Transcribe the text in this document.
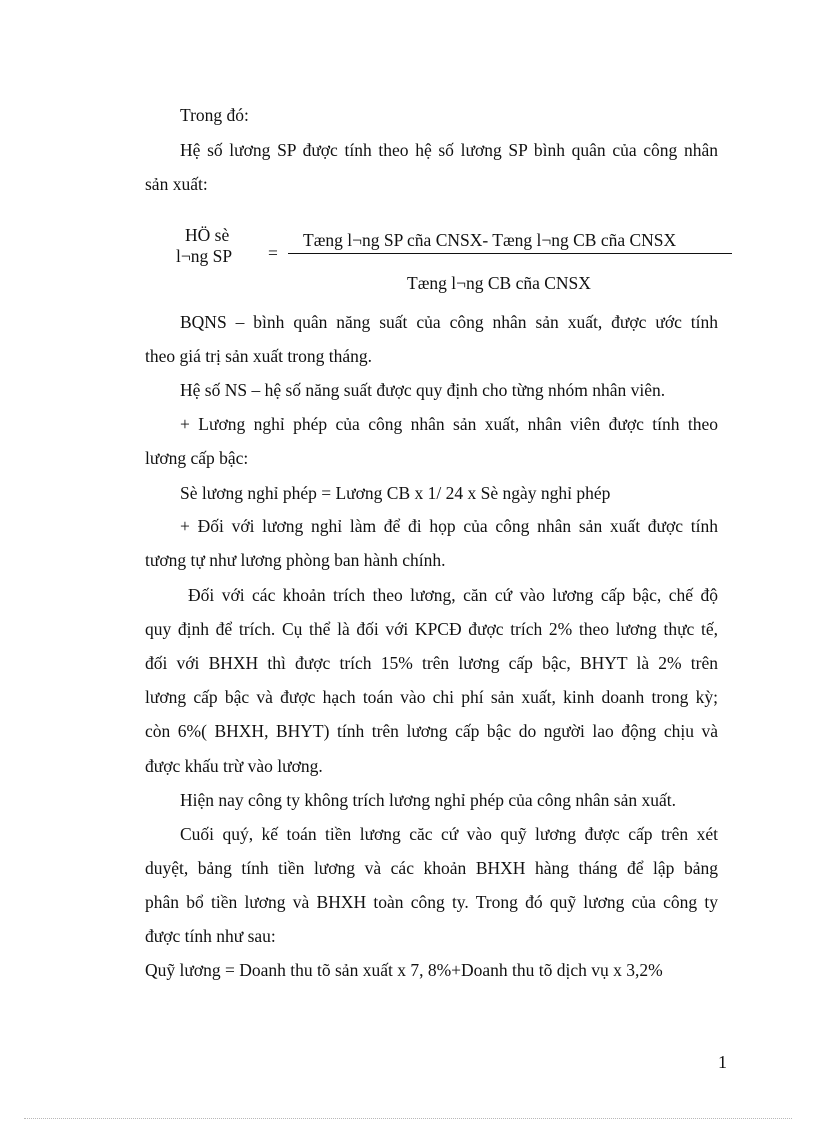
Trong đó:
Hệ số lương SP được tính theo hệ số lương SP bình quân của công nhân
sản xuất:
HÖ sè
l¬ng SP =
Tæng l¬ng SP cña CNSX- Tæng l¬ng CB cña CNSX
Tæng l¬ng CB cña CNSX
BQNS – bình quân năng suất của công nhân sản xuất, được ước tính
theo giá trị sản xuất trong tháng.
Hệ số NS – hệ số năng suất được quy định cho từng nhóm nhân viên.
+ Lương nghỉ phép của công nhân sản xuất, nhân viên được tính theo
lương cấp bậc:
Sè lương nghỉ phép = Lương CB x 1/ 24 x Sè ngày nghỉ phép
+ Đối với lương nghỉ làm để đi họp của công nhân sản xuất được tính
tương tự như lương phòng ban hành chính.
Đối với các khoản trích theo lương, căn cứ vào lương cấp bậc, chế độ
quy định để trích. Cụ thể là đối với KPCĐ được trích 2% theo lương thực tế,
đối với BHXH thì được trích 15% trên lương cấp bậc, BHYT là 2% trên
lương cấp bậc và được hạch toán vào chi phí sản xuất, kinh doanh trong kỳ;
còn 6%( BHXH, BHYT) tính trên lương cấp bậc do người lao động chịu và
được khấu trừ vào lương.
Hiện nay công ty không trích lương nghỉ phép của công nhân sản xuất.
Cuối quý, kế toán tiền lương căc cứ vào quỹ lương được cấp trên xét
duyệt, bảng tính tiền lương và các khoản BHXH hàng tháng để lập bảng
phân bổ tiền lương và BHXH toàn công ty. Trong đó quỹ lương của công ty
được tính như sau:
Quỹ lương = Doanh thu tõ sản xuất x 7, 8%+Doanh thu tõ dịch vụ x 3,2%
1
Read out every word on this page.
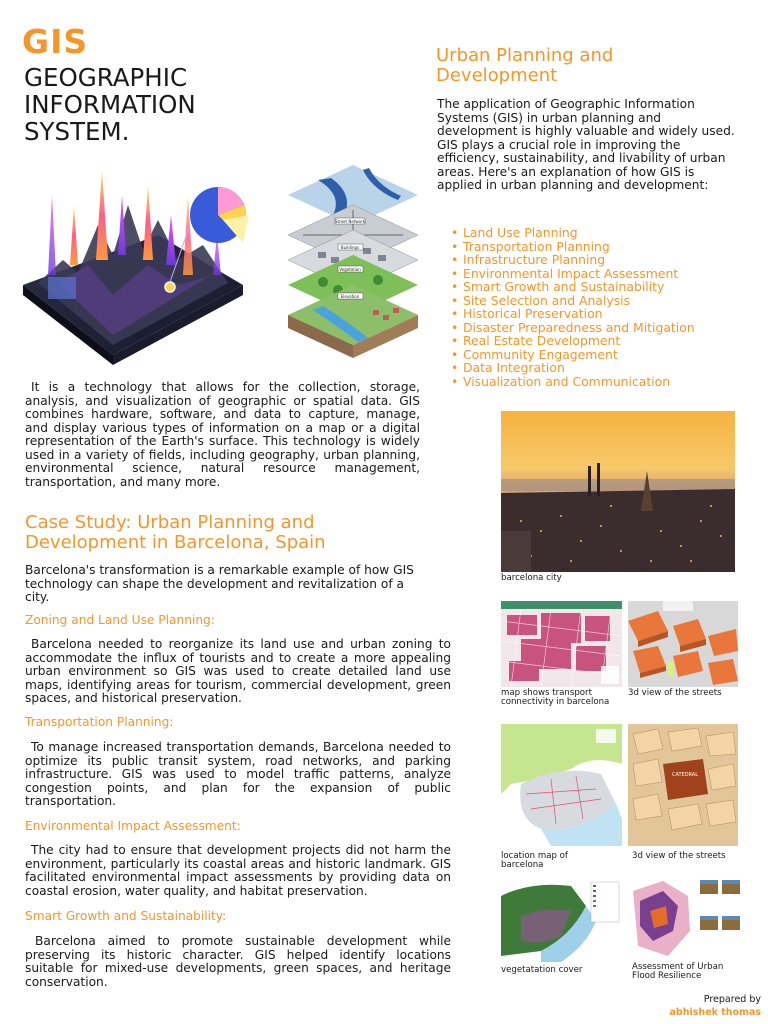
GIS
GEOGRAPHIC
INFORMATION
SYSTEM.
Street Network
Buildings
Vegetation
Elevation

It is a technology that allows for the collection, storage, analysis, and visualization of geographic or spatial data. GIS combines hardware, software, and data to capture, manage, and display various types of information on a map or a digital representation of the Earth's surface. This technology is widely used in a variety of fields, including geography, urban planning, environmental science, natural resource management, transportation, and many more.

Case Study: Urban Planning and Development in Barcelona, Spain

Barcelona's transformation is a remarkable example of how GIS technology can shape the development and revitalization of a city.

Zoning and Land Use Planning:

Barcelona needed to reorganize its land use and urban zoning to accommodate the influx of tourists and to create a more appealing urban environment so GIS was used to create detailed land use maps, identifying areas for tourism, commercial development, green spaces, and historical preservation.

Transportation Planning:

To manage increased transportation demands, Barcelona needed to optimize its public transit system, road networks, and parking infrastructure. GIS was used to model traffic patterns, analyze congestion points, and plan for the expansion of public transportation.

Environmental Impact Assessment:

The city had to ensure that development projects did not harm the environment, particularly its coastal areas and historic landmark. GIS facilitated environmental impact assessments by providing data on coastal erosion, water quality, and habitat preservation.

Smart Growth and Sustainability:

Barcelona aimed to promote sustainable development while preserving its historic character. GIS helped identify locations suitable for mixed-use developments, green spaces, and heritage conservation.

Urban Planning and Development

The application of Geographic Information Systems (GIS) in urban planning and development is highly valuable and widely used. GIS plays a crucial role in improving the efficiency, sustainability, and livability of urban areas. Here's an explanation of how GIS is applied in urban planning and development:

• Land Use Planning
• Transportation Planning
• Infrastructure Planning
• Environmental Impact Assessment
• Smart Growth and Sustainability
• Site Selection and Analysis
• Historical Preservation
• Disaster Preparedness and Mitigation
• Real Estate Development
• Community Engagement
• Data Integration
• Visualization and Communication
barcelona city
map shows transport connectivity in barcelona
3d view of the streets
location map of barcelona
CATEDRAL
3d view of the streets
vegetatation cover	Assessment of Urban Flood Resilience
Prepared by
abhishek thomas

━━━━

WHAT TO PRODUCE:
Each line of the material must be retyped exactly, except that images are omitted.

TASK RESULT:
Transcribe the text in this document.
Trong đó:
Hệ số lương SP được tính theo hệ số lương SP bình quân của công nhân
sản xuất:
HÖ sè
l¬ng SP =
Tæng l¬ng SP cña CNSX- Tæng l¬ng CB cña CNSX
Tæng l¬ng CB cña CNSX
BQNS – bình quân năng suất của công nhân sản xuất, được ước tính
theo giá trị sản xuất trong tháng.
Hệ số NS – hệ số năng suất được quy định cho từng nhóm nhân viên.
+ Lương nghỉ phép của công nhân sản xuất, nhân viên được tính theo
lương cấp bậc:
Sè lương nghỉ phép = Lương CB x 1/ 24 x Sè ngày nghỉ phép
+ Đối với lương nghỉ làm để đi họp của công nhân sản xuất được tính
tương tự như lương phòng ban hành chính.
Đối với các khoản trích theo lương, căn cứ vào lương cấp bậc, chế độ
quy định để trích. Cụ thể là đối với KPCĐ được trích 2% theo lương thực tế,
đối với BHXH thì được trích 15% trên lương cấp bậc, BHYT là 2% trên
lương cấp bậc và được hạch toán vào chi phí sản xuất, kinh doanh trong kỳ;
còn 6%( BHXH, BHYT) tính trên lương cấp bậc do người lao động chịu và
được khấu trừ vào lương.
Hiện nay công ty không trích lương nghỉ phép của công nhân sản xuất.
Cuối quý, kế toán tiền lương căc cứ vào quỹ lương được cấp trên xét
duyệt, bảng tính tiền lương và các khoản BHXH hàng tháng để lập bảng
phân bổ tiền lương và BHXH toàn công ty. Trong đó quỹ lương của công ty
được tính như sau:
Quỹ lương = Doanh thu tõ sản xuất x 7, 8%+Doanh thu tõ dịch vụ x 3,2%
1
Read out every word on this page.
GIS
GEOGRAPHIC
INFORMATION
SYSTEM.
Street Network
Buildings
Vegetation
Elevation

It is a technology that allows for the collection, storage, analysis, and visualization of geographic or spatial data. GIS combines hardware, software, and data to capture, manage, and display various types of information on a map or a digital representation of the Earth's surface. This technology is widely used in a variety of fields, including geography, urban planning, environmental science, natural resource management, transportation, and many more.

Case Study: Urban Planning and Development in Barcelona, Spain

Barcelona's transformation is a remarkable example of how GIS technology can shape the development and revitalization of a city.

Zoning and Land Use Planning:

Barcelona needed to reorganize its land use and urban zoning to accommodate the influx of tourists and to create a more appealing urban environment so GIS was used to create detailed land use maps, identifying areas for tourism, commercial development, green spaces, and historical preservation.

Transportation Planning:

To manage increased transportation demands, Barcelona needed to optimize its public transit system, road networks, and parking infrastructure. GIS was used to model traffic patterns, analyze congestion points, and plan for the expansion of public transportation.

Environmental Impact Assessment:

The city had to ensure that development projects did not harm the environment, particularly its coastal areas and historic landmark. GIS facilitated environmental impact assessments by providing data on coastal erosion, water quality, and habitat preservation.

Smart Growth and Sustainability:

Barcelona aimed to promote sustainable development while preserving its historic character. GIS helped identify locations suitable for mixed-use developments, green spaces, and heritage conservation.

Urban Planning and Development

The application of Geographic Information Systems (GIS) in urban planning and development is highly valuable and widely used. GIS plays a crucial role in improving the efficiency, sustainability, and livability of urban areas. Here's an explanation of how GIS is applied in urban planning and development:

• Land Use Planning
• Transportation Planning
• Infrastructure Planning
• Environmental Impact Assessment
• Smart Growth and Sustainability
• Site Selection and Analysis
• Historical Preservation
• Disaster Preparedness and Mitigation
• Real Estate Development
• Community Engagement
• Data Integration
• Visualization and Communication
barcelona city
map shows transport connectivity in barcelona
3d view of the streets
location map of barcelona
CATEDRAL
3d view of the streets
vegetatation cover	Assessment of Urban Flood Resilience
Prepared by
abhishek thomas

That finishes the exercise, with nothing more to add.